» GOAL OF THE EXERCISE:
Your task is to copy the material exactly.

--- BEGIN SUPPLIED INFORMATION ---

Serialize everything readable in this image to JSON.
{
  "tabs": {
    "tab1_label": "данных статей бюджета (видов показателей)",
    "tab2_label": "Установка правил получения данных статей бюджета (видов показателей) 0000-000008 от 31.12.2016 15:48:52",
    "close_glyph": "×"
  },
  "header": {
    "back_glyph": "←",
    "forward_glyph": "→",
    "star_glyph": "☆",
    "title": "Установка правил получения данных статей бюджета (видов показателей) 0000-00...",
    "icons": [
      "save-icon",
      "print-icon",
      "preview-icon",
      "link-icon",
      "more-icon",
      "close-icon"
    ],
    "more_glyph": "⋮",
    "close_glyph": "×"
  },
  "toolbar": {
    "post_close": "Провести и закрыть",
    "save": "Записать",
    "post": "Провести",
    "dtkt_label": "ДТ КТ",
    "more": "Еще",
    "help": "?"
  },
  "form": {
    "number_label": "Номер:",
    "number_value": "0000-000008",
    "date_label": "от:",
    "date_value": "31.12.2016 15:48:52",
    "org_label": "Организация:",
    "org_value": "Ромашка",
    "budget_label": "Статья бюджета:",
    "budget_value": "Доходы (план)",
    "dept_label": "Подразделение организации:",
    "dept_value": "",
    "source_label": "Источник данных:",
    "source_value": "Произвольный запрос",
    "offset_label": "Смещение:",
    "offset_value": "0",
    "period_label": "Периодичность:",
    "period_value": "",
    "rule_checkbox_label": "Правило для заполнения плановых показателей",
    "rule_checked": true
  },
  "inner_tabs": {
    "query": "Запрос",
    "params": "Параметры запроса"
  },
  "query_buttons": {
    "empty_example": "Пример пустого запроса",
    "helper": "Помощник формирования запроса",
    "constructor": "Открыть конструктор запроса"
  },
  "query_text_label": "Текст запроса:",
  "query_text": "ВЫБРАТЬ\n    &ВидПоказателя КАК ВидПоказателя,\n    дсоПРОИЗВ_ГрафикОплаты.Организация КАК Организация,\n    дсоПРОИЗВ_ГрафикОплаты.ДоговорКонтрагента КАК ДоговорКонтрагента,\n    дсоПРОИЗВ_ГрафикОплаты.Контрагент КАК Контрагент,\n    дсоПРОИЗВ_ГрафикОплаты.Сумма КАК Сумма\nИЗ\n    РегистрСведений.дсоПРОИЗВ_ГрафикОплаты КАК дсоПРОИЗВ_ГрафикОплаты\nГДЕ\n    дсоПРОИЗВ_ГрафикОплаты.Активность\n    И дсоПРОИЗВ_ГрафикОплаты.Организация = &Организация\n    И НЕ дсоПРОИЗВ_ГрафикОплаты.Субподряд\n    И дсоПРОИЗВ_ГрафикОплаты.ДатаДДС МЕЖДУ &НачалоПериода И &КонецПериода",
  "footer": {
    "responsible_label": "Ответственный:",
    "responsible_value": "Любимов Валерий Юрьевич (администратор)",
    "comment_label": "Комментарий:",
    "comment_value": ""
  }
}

--- END SUPPLIED INFORMATION ---

» EXERCISE ANSWER:
Serialize everything readable in this image to JSON.
{
  "tabs": {
    "tab1_label": "данных статей бюджета (видов показателей)",
    "tab2_label": "Установка правил получения данных статей бюджета (видов показателей) 0000-000008 от 31.12.2016 15:48:52",
    "close_glyph": "×"
  },
  "header": {
    "back_glyph": "←",
    "forward_glyph": "→",
    "star_glyph": "☆",
    "title": "Установка правил получения данных статей бюджета (видов показателей) 0000-00...",
    "icons": [
      "save-icon",
      "print-icon",
      "preview-icon",
      "link-icon",
      "more-icon",
      "close-icon"
    ],
    "more_glyph": "⋮",
    "close_glyph": "×"
  },
  "toolbar": {
    "post_close": "Провести и закрыть",
    "save": "Записать",
    "post": "Провести",
    "dtkt_label": "ДТ КТ",
    "more": "Еще",
    "help": "?"
  },
  "form": {
    "number_label": "Номер:",
    "number_value": "0000-000008",
    "date_label": "от:",
    "date_value": "31.12.2016 15:48:52",
    "org_label": "Организация:",
    "org_value": "Ромашка",
    "budget_label": "Статья бюджета:",
    "budget_value": "Доходы (план)",
    "dept_label": "Подразделение организации:",
    "dept_value": "",
    "source_label": "Источник данных:",
    "source_value": "Произвольный запрос",
    "offset_label": "Смещение:",
    "offset_value": "0",
    "period_label": "Периодичность:",
    "period_value": "",
    "rule_checkbox_label": "Правило для заполнения плановых показателей",
    "rule_checked": true
  },
  "inner_tabs": {
    "query": "Запрос",
    "params": "Параметры запроса"
  },
  "query_buttons": {
    "empty_example": "Пример пустого запроса",
    "helper": "Помощник формирования запроса",
    "constructor": "Открыть конструктор запроса"
  },
  "query_text_label": "Текст запроса:",
  "query_text": "ВЫБРАТЬ\n    &ВидПоказателя КАК ВидПоказателя,\n    дсоПРОИЗВ_ГрафикОплаты.Организация КАК Организация,\n    дсоПРОИЗВ_ГрафикОплаты.ДоговорКонтрагента КАК ДоговорКонтрагента,\n    дсоПРОИЗВ_ГрафикОплаты.Контрагент КАК Контрагент,\n    дсоПРОИЗВ_ГрафикОплаты.Сумма КАК Сумма\nИЗ\n    РегистрСведений.дсоПРОИЗВ_ГрафикОплаты КАК дсоПРОИЗВ_ГрафикОплаты\nГДЕ\n    дсоПРОИЗВ_ГрафикОплаты.Активность\n    И дсоПРОИЗВ_ГрафикОплаты.Организация = &Организация\n    И НЕ дсоПРОИЗВ_ГрафикОплаты.Субподряд\n    И дсоПРОИЗВ_ГрафикОплаты.ДатаДДС МЕЖДУ &НачалоПериода И &КонецПериода",
  "footer": {
    "responsible_label": "Ответственный:",
    "responsible_value": "Любимов Валерий Юрьевич (администратор)",
    "comment_label": "Комментарий:",
    "comment_value": ""
  }
}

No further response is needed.